» **Stated task**
Locate every line below that contains the word "стратегии" and copy it.

-------- Supplied material --------

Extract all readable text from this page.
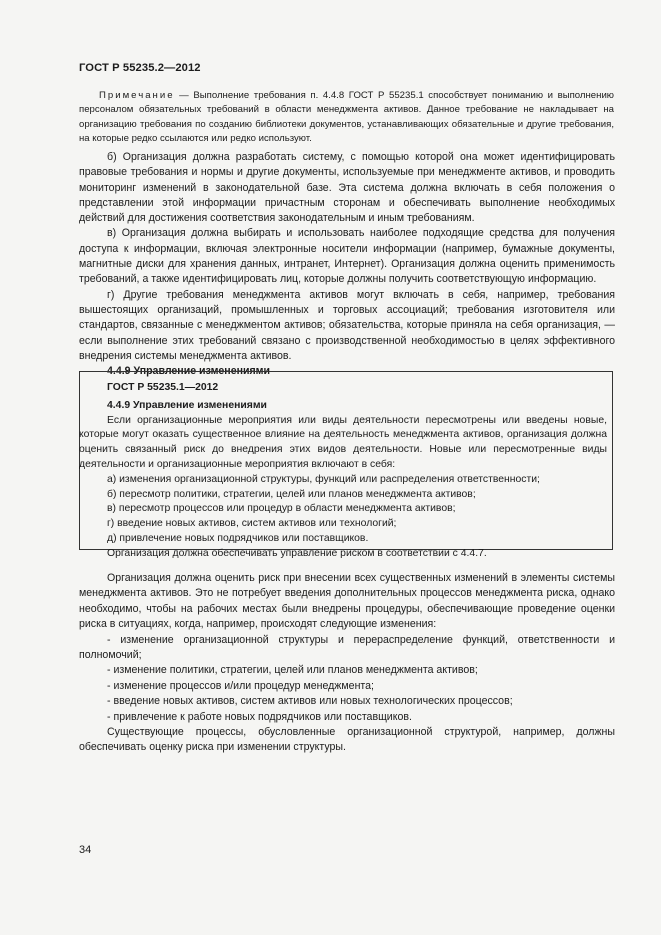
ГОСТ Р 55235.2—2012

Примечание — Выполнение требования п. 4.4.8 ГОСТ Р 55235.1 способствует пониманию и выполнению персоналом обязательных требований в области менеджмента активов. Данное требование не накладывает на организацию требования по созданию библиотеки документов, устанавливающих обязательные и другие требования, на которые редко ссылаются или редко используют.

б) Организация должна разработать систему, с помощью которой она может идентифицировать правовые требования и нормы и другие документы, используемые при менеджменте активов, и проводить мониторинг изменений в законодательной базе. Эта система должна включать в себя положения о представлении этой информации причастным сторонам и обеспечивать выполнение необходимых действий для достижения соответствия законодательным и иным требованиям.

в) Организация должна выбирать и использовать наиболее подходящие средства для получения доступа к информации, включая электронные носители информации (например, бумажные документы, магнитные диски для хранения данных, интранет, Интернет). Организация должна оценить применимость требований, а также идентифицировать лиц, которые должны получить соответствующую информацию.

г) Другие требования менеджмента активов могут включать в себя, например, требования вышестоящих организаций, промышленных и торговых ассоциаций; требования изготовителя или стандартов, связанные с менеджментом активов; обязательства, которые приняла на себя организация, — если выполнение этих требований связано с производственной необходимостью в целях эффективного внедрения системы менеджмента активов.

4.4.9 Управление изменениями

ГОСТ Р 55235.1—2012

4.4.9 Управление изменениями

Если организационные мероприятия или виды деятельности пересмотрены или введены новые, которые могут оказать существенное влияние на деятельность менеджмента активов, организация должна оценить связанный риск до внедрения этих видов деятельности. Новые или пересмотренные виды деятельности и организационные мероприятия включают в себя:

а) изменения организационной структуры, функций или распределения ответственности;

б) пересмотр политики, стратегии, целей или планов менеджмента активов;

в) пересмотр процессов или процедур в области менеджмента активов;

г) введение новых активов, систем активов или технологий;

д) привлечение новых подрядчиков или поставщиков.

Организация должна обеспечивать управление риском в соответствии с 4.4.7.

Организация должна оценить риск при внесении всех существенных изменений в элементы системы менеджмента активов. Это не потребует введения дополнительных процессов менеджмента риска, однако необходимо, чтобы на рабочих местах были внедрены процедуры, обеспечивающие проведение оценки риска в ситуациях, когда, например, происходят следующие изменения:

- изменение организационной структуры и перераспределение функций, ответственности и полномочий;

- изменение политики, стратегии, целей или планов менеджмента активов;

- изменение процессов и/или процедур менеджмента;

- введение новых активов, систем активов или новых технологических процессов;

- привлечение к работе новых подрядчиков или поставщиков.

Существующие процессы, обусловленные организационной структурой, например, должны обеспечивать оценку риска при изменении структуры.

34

--------
-------- Supplied material --------

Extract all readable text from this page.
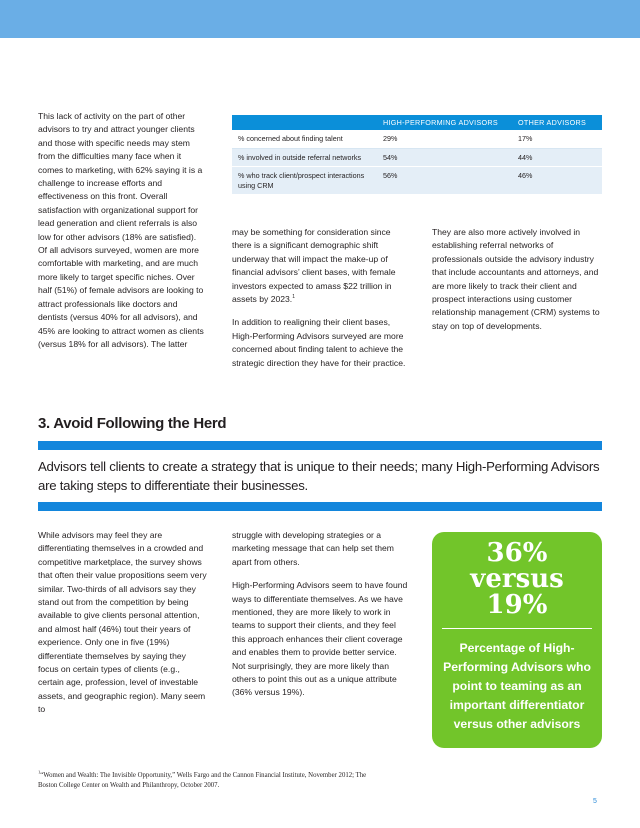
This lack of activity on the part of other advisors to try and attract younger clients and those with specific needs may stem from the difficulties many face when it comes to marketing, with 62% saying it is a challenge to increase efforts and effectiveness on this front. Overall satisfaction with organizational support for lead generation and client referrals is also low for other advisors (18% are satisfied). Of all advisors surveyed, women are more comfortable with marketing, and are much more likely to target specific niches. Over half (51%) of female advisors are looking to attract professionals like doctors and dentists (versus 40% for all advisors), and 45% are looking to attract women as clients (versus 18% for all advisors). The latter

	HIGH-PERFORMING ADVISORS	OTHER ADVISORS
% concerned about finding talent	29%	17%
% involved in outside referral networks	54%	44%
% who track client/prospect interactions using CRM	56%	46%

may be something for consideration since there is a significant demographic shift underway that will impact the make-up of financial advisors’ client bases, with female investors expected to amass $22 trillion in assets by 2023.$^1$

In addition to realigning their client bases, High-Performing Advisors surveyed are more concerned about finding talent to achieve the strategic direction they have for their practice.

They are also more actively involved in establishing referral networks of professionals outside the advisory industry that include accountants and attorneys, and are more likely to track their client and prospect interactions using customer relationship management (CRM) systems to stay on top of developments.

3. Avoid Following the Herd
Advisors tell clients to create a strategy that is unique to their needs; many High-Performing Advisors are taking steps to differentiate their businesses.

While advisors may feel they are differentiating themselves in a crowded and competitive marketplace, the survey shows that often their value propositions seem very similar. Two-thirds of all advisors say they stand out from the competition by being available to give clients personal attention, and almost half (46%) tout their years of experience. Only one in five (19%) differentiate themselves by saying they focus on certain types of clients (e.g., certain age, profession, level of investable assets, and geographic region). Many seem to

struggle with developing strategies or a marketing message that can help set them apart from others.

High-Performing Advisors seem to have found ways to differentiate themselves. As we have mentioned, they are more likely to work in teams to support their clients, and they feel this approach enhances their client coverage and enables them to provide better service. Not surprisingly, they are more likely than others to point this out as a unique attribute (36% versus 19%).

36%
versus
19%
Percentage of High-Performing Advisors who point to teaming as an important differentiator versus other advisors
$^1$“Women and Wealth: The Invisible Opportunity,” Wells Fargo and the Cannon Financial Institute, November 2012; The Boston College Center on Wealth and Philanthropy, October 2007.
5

--------

» **Full response**
б) пересмотр политики, стратегии, целей или планов менеджмента активов;
- изменение политики, стратегии, целей или планов менеджмента активов;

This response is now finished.